**Task statement**
Pull every line with the word "phenylglyoxal" out of the entries below.

**The data**
···

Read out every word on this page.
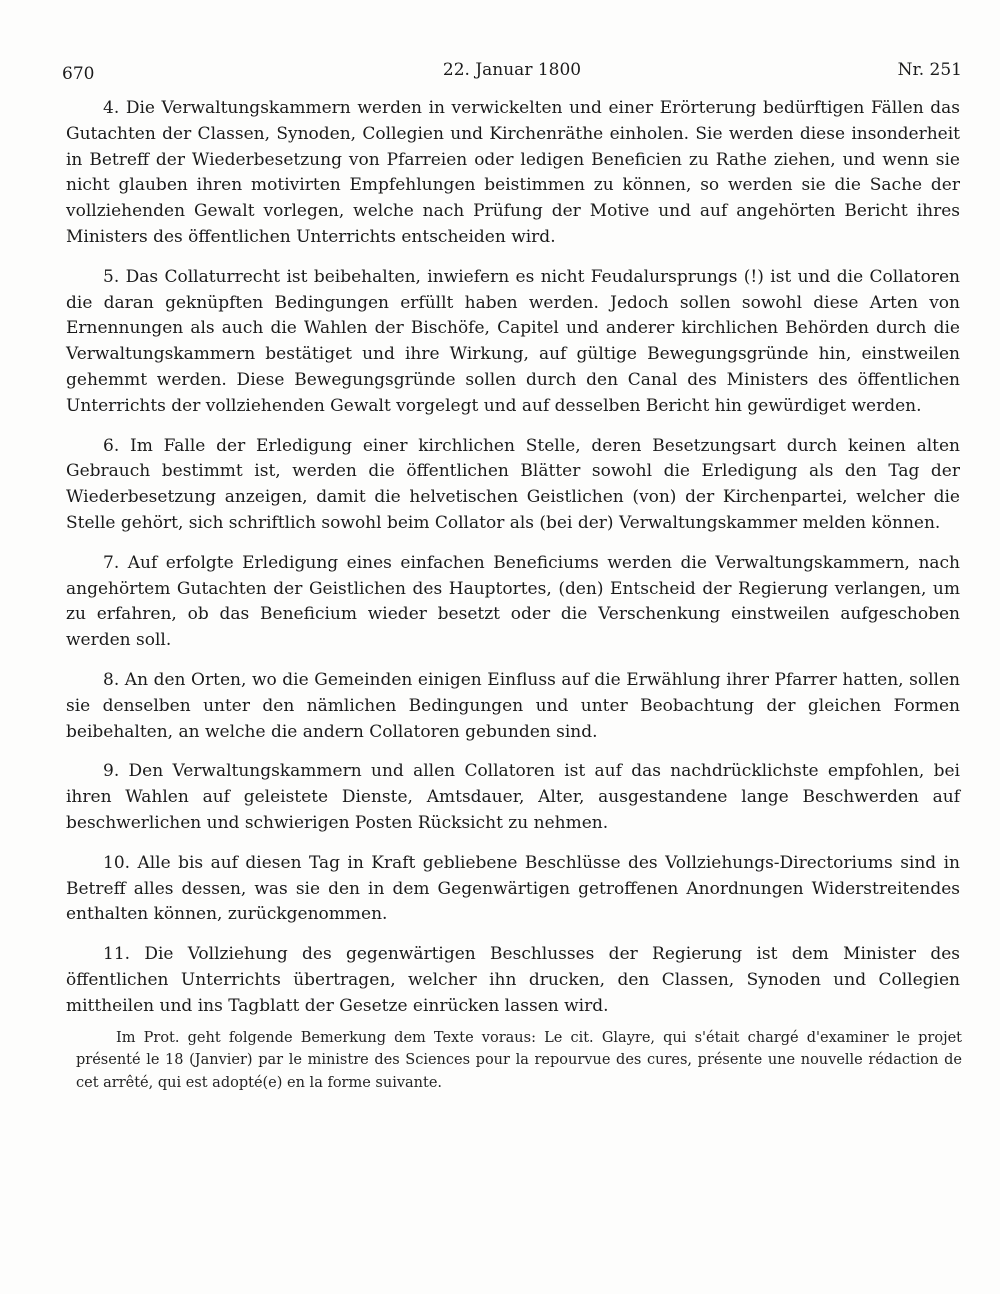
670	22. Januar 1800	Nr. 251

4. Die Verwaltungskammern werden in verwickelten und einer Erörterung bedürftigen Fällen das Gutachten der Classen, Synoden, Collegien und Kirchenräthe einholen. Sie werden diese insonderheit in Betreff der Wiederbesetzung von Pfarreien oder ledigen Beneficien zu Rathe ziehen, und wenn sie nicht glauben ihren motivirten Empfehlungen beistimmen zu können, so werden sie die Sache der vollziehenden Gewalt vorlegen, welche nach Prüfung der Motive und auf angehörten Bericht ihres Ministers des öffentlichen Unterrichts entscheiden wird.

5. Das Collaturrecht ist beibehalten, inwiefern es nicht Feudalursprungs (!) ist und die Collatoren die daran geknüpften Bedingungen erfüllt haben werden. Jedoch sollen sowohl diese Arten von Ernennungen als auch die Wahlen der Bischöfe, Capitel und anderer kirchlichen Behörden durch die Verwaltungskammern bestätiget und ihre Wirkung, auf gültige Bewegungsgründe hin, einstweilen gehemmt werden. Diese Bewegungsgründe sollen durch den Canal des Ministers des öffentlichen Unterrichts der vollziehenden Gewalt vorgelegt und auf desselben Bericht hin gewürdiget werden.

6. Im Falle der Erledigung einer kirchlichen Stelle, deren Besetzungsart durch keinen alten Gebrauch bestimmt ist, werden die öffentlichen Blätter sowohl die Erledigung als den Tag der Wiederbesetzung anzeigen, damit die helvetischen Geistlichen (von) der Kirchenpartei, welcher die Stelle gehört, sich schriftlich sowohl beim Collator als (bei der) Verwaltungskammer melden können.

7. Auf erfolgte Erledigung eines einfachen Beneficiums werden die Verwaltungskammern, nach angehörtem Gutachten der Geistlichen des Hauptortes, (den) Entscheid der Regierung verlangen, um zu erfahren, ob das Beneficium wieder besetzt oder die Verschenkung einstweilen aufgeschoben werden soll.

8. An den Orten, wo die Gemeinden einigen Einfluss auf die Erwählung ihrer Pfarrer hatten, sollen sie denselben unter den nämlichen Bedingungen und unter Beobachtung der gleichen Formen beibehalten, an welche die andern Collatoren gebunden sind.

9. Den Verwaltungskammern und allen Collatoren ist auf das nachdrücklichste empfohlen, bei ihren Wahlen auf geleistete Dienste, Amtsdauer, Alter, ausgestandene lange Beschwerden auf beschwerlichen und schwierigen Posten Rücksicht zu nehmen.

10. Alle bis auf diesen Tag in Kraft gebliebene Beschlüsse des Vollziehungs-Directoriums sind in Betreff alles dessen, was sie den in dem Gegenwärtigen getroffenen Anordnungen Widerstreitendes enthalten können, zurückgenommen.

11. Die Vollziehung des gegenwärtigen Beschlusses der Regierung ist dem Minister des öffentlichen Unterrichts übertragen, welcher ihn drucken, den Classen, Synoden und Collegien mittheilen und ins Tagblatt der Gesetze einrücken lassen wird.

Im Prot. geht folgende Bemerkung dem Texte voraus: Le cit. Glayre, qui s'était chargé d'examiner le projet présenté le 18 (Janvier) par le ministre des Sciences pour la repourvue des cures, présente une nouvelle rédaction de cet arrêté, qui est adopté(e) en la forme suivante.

···

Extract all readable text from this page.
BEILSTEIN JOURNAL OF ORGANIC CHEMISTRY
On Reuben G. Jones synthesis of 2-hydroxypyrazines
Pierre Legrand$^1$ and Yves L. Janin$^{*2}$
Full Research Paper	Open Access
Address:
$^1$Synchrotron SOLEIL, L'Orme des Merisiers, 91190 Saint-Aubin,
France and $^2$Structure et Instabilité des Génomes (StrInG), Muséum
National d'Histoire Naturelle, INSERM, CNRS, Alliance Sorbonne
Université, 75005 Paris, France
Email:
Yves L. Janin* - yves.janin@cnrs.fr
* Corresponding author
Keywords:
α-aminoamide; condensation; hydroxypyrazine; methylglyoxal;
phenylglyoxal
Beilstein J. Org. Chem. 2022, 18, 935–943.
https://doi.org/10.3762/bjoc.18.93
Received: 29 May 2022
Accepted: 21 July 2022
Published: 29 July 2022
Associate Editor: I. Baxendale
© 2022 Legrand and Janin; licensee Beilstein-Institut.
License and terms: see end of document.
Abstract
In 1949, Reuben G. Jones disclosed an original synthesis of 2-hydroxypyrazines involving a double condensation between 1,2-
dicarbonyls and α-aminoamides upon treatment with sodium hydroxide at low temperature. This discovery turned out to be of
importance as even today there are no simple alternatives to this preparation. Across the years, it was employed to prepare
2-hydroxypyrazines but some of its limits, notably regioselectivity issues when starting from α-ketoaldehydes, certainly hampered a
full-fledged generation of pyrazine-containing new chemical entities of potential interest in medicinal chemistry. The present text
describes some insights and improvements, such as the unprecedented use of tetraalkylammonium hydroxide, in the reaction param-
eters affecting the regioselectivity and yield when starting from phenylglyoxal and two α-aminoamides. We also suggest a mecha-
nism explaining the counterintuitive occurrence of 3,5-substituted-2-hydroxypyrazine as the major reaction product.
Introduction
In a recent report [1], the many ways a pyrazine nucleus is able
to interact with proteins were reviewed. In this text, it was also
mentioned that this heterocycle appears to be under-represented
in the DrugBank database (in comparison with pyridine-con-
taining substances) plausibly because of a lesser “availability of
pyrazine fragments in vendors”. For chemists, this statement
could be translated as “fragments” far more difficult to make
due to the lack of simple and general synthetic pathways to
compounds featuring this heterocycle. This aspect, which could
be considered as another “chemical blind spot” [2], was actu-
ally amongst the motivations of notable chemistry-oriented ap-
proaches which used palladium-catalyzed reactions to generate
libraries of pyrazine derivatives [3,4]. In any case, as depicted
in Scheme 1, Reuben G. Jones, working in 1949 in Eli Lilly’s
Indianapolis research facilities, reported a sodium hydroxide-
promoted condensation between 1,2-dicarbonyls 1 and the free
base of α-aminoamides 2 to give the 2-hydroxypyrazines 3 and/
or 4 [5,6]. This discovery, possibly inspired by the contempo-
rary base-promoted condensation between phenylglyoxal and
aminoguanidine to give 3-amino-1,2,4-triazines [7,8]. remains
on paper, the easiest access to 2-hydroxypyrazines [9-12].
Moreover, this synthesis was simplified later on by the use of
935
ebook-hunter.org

···

**Solution to the problem**
phenylglyoxal
eters affecting the regioselectivity and yield when starting from phenylglyoxal and two α-aminoamides. We also suggest a mecha-
rary base-promoted condensation between phenylglyoxal and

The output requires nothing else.